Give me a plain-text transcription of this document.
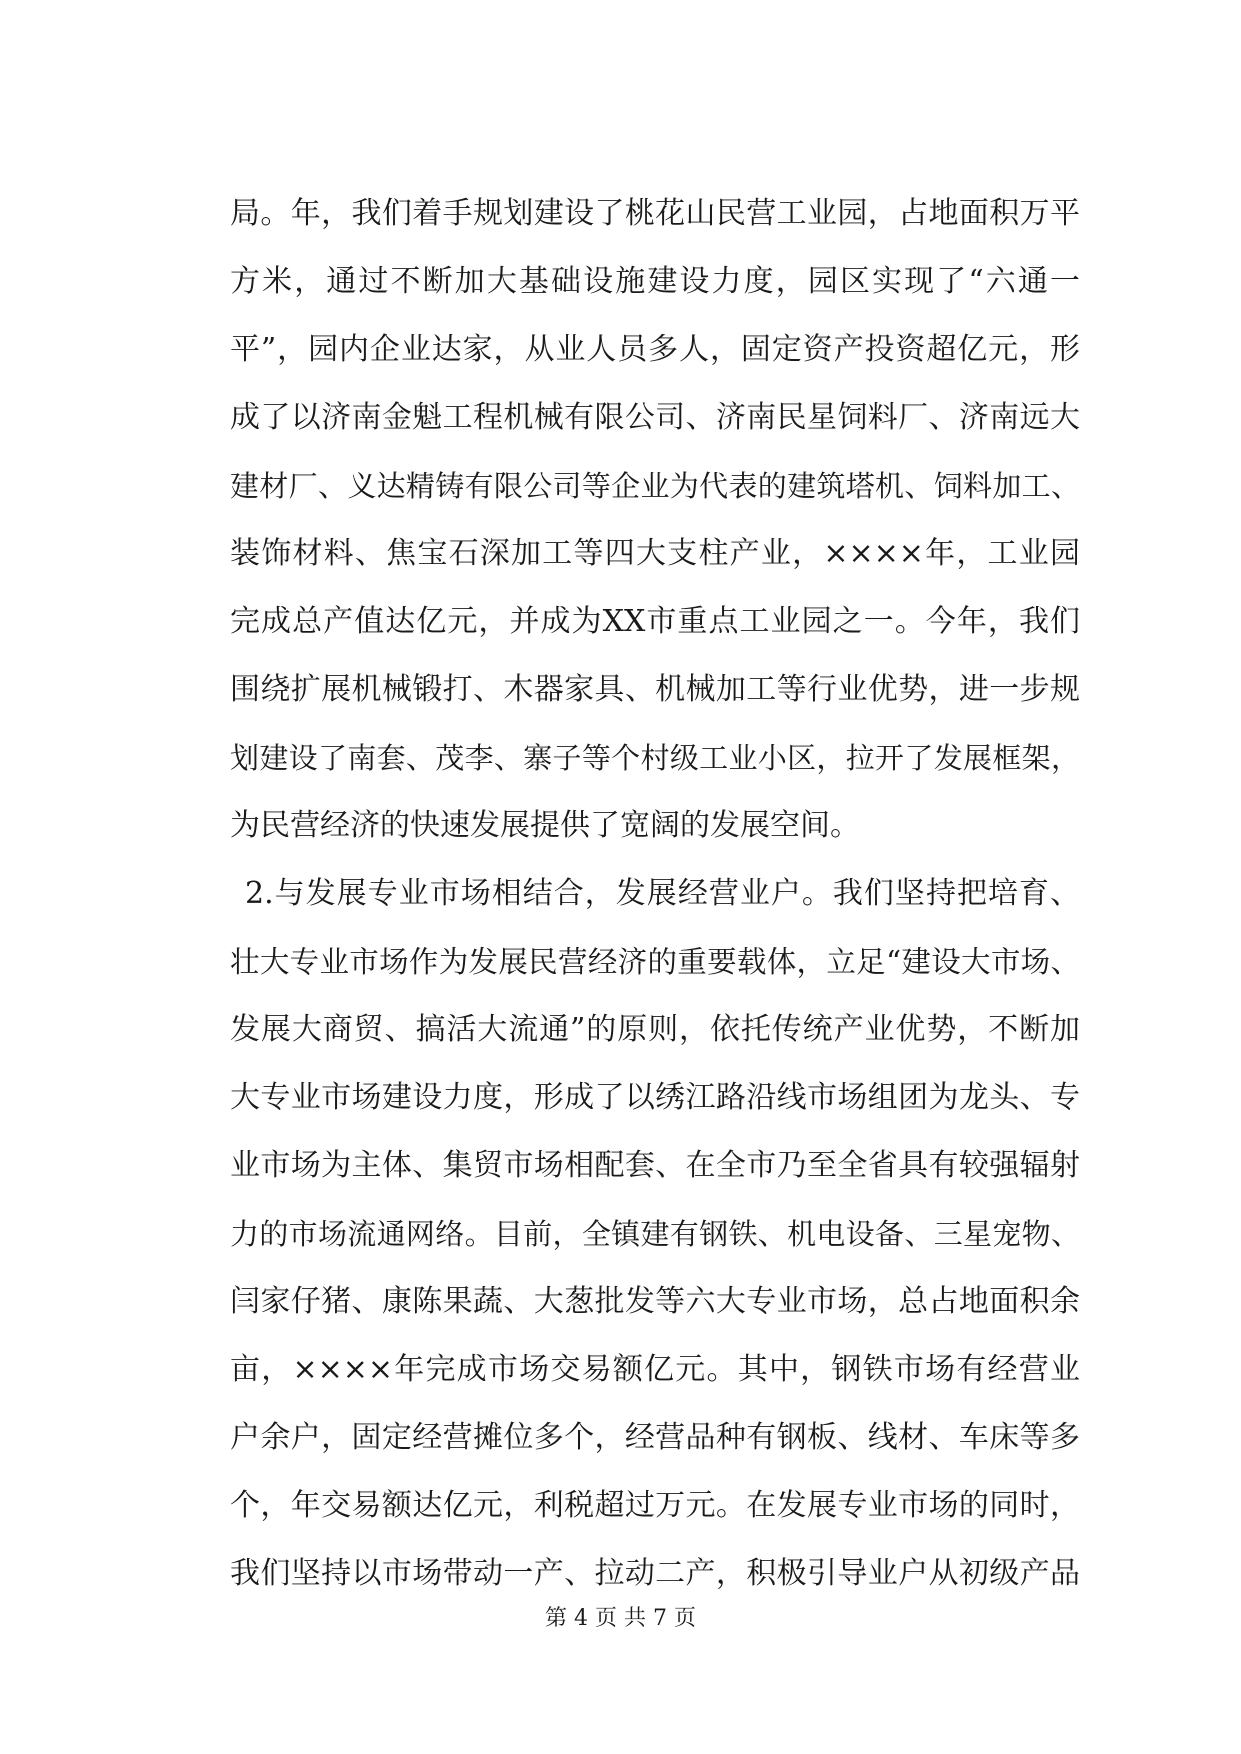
局。年，我们着手规划建设了桃花山民营工业园，占地面积万平
方米，通过不断加大基础设施建设力度，园区实现了“六通一
平”，园内企业达家，从业人员多人，固定资产投资超亿元，形
成了以济南金魁工程机械有限公司、济南民星饲料厂、济南远大
建材厂、义达精铸有限公司等企业为代表的建筑塔机、饲料加工、
装饰材料、焦宝石深加工等四大支柱产业，××××年，工业园
完成总产值达亿元，并成为XX市重点工业园之一。今年，我们
围绕扩展机械锻打、木器家具、机械加工等行业优势，进一步规
划建设了南套、茂李、寨子等个村级工业小区，拉开了发展框架，
为民营经济的快速发展提供了宽阔的发展空间。
2.与发展专业市场相结合，发展经营业户。我们坚持把培育、
壮大专业市场作为发展民营经济的重要载体，立足“建设大市场、
发展大商贸、搞活大流通”的原则，依托传统产业优势，不断加
大专业市场建设力度，形成了以绣江路沿线市场组团为龙头、专
业市场为主体、集贸市场相配套、在全市乃至全省具有较强辐射
力的市场流通网络。目前，全镇建有钢铁、机电设备、三星宠物、
闫家仔猪、康陈果蔬、大葱批发等六大专业市场，总占地面积余
亩，××××年完成市场交易额亿元。其中，钢铁市场有经营业
户余户，固定经营摊位多个，经营品种有钢板、线材、车床等多
个，年交易额达亿元，利税超过万元。在发展专业市场的同时，
我们坚持以市场带动一产、拉动二产，积极引导业户从初级产品
第 4 页 共 7 页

—————

To do> Copy the listing exactly. Any image in it stays out of the copy.

Complete output>
Give me a plain-text transcription of this document.
局。年，我们着手规划建设了桃花山民营工业园，占地面积万平
方米，通过不断加大基础设施建设力度，园区实现了“六通一
平”，园内企业达家，从业人员多人，固定资产投资超亿元，形
成了以济南金魁工程机械有限公司、济南民星饲料厂、济南远大
建材厂、义达精铸有限公司等企业为代表的建筑塔机、饲料加工、
装饰材料、焦宝石深加工等四大支柱产业，××××年，工业园
完成总产值达亿元，并成为XX市重点工业园之一。今年，我们
围绕扩展机械锻打、木器家具、机械加工等行业优势，进一步规
划建设了南套、茂李、寨子等个村级工业小区，拉开了发展框架，
为民营经济的快速发展提供了宽阔的发展空间。
2.与发展专业市场相结合，发展经营业户。我们坚持把培育、
壮大专业市场作为发展民营经济的重要载体，立足“建设大市场、
发展大商贸、搞活大流通”的原则，依托传统产业优势，不断加
大专业市场建设力度，形成了以绣江路沿线市场组团为龙头、专
业市场为主体、集贸市场相配套、在全市乃至全省具有较强辐射
力的市场流通网络。目前，全镇建有钢铁、机电设备、三星宠物、
闫家仔猪、康陈果蔬、大葱批发等六大专业市场，总占地面积余
亩，××××年完成市场交易额亿元。其中，钢铁市场有经营业
户余户，固定经营摊位多个，经营品种有钢板、线材、车床等多
个，年交易额达亿元，利税超过万元。在发展专业市场的同时，
我们坚持以市场带动一产、拉动二产，积极引导业户从初级产品
第 4 页 共 7 页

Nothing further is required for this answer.